Exercise details: What is the number of lines holding the word "StringBuilderTest"? Write that number and nothing else.

Supplied records:
— Start —
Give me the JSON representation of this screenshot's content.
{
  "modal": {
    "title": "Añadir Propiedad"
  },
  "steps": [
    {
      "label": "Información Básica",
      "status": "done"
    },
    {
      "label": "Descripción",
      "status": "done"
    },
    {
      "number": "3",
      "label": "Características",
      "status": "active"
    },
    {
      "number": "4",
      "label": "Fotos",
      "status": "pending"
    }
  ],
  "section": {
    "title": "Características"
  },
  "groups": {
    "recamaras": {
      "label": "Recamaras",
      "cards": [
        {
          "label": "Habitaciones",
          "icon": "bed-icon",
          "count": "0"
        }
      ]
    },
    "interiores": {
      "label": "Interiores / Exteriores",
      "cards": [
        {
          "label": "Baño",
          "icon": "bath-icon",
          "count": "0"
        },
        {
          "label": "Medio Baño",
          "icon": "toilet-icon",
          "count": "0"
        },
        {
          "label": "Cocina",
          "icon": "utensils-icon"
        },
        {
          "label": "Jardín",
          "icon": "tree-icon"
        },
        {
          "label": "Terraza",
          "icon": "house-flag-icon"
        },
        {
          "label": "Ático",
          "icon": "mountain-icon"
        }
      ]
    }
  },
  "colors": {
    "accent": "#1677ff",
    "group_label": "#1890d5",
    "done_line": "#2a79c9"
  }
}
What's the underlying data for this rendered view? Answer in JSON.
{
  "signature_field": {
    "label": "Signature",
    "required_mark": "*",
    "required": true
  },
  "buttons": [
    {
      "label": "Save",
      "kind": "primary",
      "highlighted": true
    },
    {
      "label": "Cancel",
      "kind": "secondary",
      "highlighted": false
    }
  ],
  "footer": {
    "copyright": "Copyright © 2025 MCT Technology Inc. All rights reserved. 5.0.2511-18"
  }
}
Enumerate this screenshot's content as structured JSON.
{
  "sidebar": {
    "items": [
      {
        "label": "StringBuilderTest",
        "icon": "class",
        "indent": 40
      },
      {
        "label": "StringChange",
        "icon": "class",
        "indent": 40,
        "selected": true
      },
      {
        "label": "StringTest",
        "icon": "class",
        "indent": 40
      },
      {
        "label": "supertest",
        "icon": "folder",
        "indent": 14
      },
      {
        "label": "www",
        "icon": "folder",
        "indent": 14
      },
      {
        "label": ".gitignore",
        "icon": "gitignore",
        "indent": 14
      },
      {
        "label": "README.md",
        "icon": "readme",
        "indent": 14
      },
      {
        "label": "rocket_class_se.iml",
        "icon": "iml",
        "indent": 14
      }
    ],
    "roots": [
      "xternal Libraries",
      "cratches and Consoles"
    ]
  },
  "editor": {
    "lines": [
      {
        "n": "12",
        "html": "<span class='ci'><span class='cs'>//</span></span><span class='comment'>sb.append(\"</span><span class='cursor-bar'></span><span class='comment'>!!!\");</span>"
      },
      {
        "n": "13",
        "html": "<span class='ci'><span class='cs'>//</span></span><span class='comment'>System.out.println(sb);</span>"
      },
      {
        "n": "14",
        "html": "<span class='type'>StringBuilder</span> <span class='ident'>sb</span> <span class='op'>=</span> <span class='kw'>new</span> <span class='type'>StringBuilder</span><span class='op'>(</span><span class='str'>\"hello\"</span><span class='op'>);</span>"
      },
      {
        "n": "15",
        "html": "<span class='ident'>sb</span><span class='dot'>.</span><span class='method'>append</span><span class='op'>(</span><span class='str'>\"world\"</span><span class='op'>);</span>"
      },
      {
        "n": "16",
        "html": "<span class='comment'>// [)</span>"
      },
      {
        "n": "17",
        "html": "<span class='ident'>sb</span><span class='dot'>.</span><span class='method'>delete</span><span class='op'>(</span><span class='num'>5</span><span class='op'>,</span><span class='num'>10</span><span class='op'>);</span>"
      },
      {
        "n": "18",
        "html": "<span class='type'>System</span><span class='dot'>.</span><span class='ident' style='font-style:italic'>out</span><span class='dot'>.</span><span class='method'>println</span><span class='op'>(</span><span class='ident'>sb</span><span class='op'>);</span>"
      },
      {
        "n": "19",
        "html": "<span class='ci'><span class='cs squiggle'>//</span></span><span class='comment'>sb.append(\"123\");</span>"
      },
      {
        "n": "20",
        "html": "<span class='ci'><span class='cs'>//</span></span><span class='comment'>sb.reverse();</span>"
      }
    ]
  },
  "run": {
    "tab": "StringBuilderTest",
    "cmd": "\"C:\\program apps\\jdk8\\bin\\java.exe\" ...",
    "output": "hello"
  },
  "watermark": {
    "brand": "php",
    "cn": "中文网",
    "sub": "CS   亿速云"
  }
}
— End —
Result of this task: 2